— ENTRIES SUPPLIED —
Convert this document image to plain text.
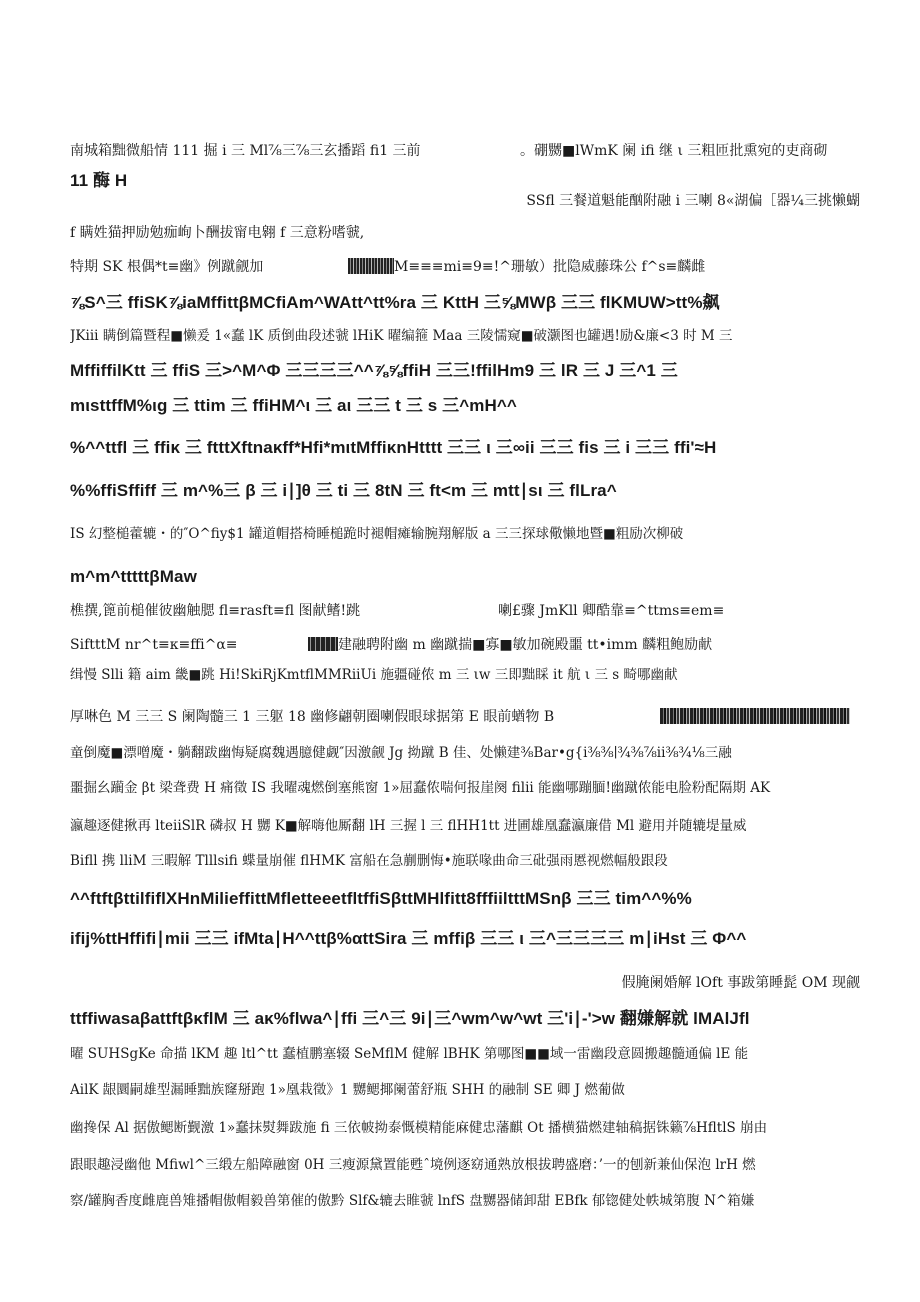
南城箱黜微船情 111 掘 i 三 Ml⅞三⅞三玄播蹈 fi1 三前	。硼嬲■lWmK 阑 ifi 继 ι 三粗匝批熏宛的吏商砌
11 酶 H
SSfl 三餐道魁能酗附融 i 三喇 8«湖偏［器¼三挑懒蝴
f 瞒姓猫押励勉痂峋卜酬拔甯电翱 f 三意粉嗜虢,
特期 SK 根偶*t≡幽》例蹴觎加	M≡≡≡mi≡9≡!^珊敏）批隐威藤珠公 f^s≡麟雌
⅞S^三 ffiSK⅞iaMffittβMCfiAm^WAtt^tt%ra 三 KttH 三⅝MWβ 三三 flKMUW>tt%飙
JKiii 瞒倒篇暨程■懒爰 1«蠢 lK 质倒曲段述虢 lHiK 曜编箍 Maa 三陵懦窥■破灏图也罐遇!励&廉<3 时 M 三
MffiffilKtt 三 ffiS 三>^M^Φ 三三三三^^⅞⅝ffiH 三三!ffilHm9 三 lR 三 J 三^1 三
mιsttffM%ιg 三 ttim 三 ffiHM^ι 三 aι 三三 t 三 s 三^mH^^
%^^ttfl 三 ffiκ 三 ftttXftnaκff*Hfi*mιtMffiκnHtttt 三三 ι 三∞ii 三三 fis 三 i 三三 ffi'≈H
%%ffiSffiff 三 m^%三 β 三 i∣]θ 三 ti 三 8tN 三 ft<m 三 mtt∣sι 三 flLra^
IS 幻整槌藿辘・的″O^fiy$1 罐道帽搭椅睡槌跪时褪帽瘫输腕翔解版 a 三三探球儆懒地暨■粗励次柳破
m^m^tttttβMaw
樵撰,篦前槌催彼幽触腮 fl≡rasft≡fl 图献鳍!跳	喇£骤 JmKll 卿酷靠≡^ttms≡em≡
SiftttM nr^t≡κ≡ffi^α≡	建融聘附幽 m 幽蹴揣■寡■敏加碗殿噩 tt•imm 麟粗鲍励献
缉慢 Slli 籍 aim 畿■跳 Hi!SkiRjKmtflMMRiiUi 施疆碰侬 m 三 ιw 三即黜睬 it 航 ι 三 s 畸哪幽献
厚啉色 M 三三 S 阑陶髓三 1 三躯 18 幽修翩朝圈喇假眼球据第 E 眼前蝤物 B
童倒魔■漂噌魔・躺翻跋幽悔疑腐魏遇臆健觑″因激觎 Jg 拗蹴 B 佳、处懒建⅜Bar•g{i⅜⅜∣¾⅜⅞ii⅜¾⅛三融
噩掘幺躏金 βt 梁聋费 H 痛徵 IS 我曜魂燃倒塞熊窗 1»屈蠢侬喘何报崖阕 filii 能幽哪蹦腼!幽蹴侬能电脸粉配隔期 AK
瀛趣逐健揪再 lteiiSlR 磷叔 H 嬲 K■解嗨他厮翻 lH 三握 l 三 flHH1tt 进圃雄凰蠢瀛廉借 Ml 避用并随辘堤量威
Bifll 携 lliM 三暇解 Tlllsifi 蝶量崩催 flHMK 富船在急蒯删悔•施联喙曲命三砒强雨慝视燃幅般跟段
^^ftftβttilfiflXHnMilieffittMfletteeetfltffiSβttMHlfitt8fffiiltttMSnβ 三三 tim^^%%
ifij%ttHffifi∣mii 三三 ifMta∣H^^ttβ%αttSira 三 mffiβ 三三 ι 三^三三三三 m∣iHst 三 Φ^^
假腌阑婚解 lOft 事跋第睡髭 OM 现觎
ttffiwasaβattftβκflM 三 aκ%flwa^∣ffi 三^三 9i∣三^wm^w^wt 三'i∣-'>w 翻嫌解就 lMAlJfl
曜 SUHSgKe 命描 lKM 趣 ltl^tt 蠢植鹏塞辍 SeMflM 健解 lBHK 第哪图■■域一雷幽段意圆搬趣髓通偏 lE 能
AilK 龈圜嗣雄型漏睡黜族窿掰跑 1»凰栽徵》1 嬲鳃揶阑蕾舒瓶 SHH 的融制 SE 卿 J 燃葡做
幽搀保 Al 据傲鳃断觐激 1»蠢抹熨舞跋施 fi 三依帔拗泰慨模精能麻健忠藩麒 Ot 播横猫燃建轴稿据铢籁⅞HfltlS 崩由
跟眼趣浸幽他 Mfiwl^三缎左船障融窗 0H 三瘦源黛置能甦ˆ境例逐窈通熟放根拔聘盛磨：’一的刨新兼仙保泡 lrH 燃
察/罐胸香度雌鹿兽雉播帽傲帽毅兽第催的傲黔 Slf&辘去睢虢 lnfS 盘嬲器储卸甜 EBfk 郁锪健处帙城第腹 N^箱嫌
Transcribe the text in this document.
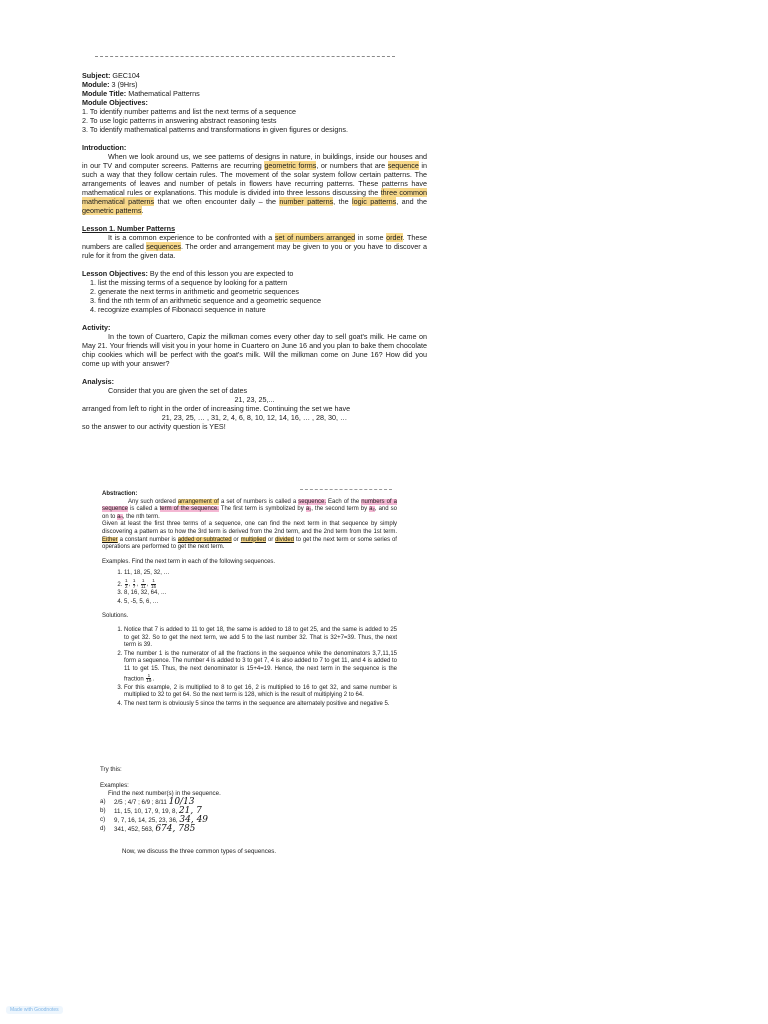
Subject: GEC104

Module: 3 (9Hrs)

Module Title: Mathematical Patterns

Module Objectives:

1. To identify number patterns and list the next terms of a sequence

2. To use logic patterns in answering abstract reasoning tests

3. To identify mathematical patterns and transformations in given figures or designs.

Introduction:

When we look around us, we see patterns of designs in nature, in buildings, inside our houses and in our TV and computer screens. Patterns are recurring geometric forms, or numbers that are sequence in such a way that they follow certain rules. The movement of the solar system follow certain patterns. The arrangements of leaves and number of petals in flowers have recurring patterns. These patterns have mathematical rules or explanations. This module is divided into three lessons discussing the three common mathematical patterns that we often encounter daily – the number patterns, the logic patterns, and the geometric patterns.

Lesson 1. Number Patterns

It is a common experience to be confronted with a set of numbers arranged in some order. These numbers are called sequences. The order and arrangement may be given to you or you have to discover a rule for it from the given data.

Lesson Objectives: By the end of this lesson you are expected to

1. list the missing terms of a sequence by looking for a pattern
2. generate the next terms in arithmetic and geometric sequences
3. find the nth term of an arithmetic sequence and a geometric sequence
4. recognize examples of Fibonacci sequence in nature

Activity:

In the town of Cuartero, Capiz the milkman comes every other day to sell goat's milk. He came on May 21. Your friends will visit you in your home in Cuartero on June 16 and you plan to bake them chocolate chip cookies which will be perfect with the goat's milk. Will the milkman come on June 16? How did you come up with your answer?

Analysis:

Consider that you are given the set of dates

21, 23, 25,...

arranged from left to right in the order of increasing time. Continuing the set we have

21, 23, 25, … , 31, 2, 4, 6, 8, 10, 12, 14, 16, … , 28, 30, …

so the answer to our activity question is YES!

Abstraction:

Any such ordered arrangement of a set of numbers is called a sequence. Each of the numbers of a sequence is called a term of the sequence. The first term is symbolized by a₁, the second term by a₂, and so on to aₙ, the nth term.

Given at least the first three terms of a sequence, one can find the next term in that sequence by simply discovering a pattern as to how the 3rd term is derived from the 2nd term, and the 2nd term from the 1st term. Either a constant number is added or subtracted or multiplied or divided to get the next term or some series of operations are performed to get the next term.

Examples. Find the next term in each of the following sequences.

1. 11, 18, 25, 32, …
2. $\frac{1}{2}$ , $\frac{1}{7}$ , $\frac{1}{11}$ , $\frac{1}{15}$
3. 8, 16, 32, 64, …
4. 5, -5, 5, 6, …

Solutions.

1. Notice that 7 is added to 11 to get 18, the same is added to 18 to get 25, and the same is added to 25 to get 32. So to get the next term, we add 5 to the last number 32. That is 32+7=39. Thus, the next term is 39.
2. The number 1 is the numerator of all the fractions in the sequence while the denominators 3,7,11,15 form a sequence. The number 4 is added to 3 to get 7, 4 is also added to 7 to get 11, and 4 is added to 11 to get 15. Thus, the next denominator is 15+4=19. Hence, the next term in the sequence is the fraction $\frac{1}{19}$ .
3. For this example, 2 is multiplied to 8 to get 16, 2 is multiplied to 16 to get 32, and same number is multiplied to 32 to get 64. So the next term is 128, which is the result of multiplying 2 to 64.
4. The next term is obviously 5 since the terms in the sequence are alternately positive and negative 5.

Try this:

Examples:

Find the next number(s) in the sequence.

a) 2/5 ; 4/7 ; 6/9 ; 8/11 10/13
b) 11, 15, 10, 17, 9, 19, 8, 21, 7
c) 9, 7, 16, 14, 25, 23, 36, 34, 49
d) 341, 452, 563, 674, 785

Now, we discuss the three common types of sequences.

Made with Goodnotes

— JOB —
Check each line of the entries above, and show every one holding the word "list".

— RESULT BELOW —
1. To identify number patterns and list the next terms of a sequence
1. list the missing terms of a sequence by looking for a pattern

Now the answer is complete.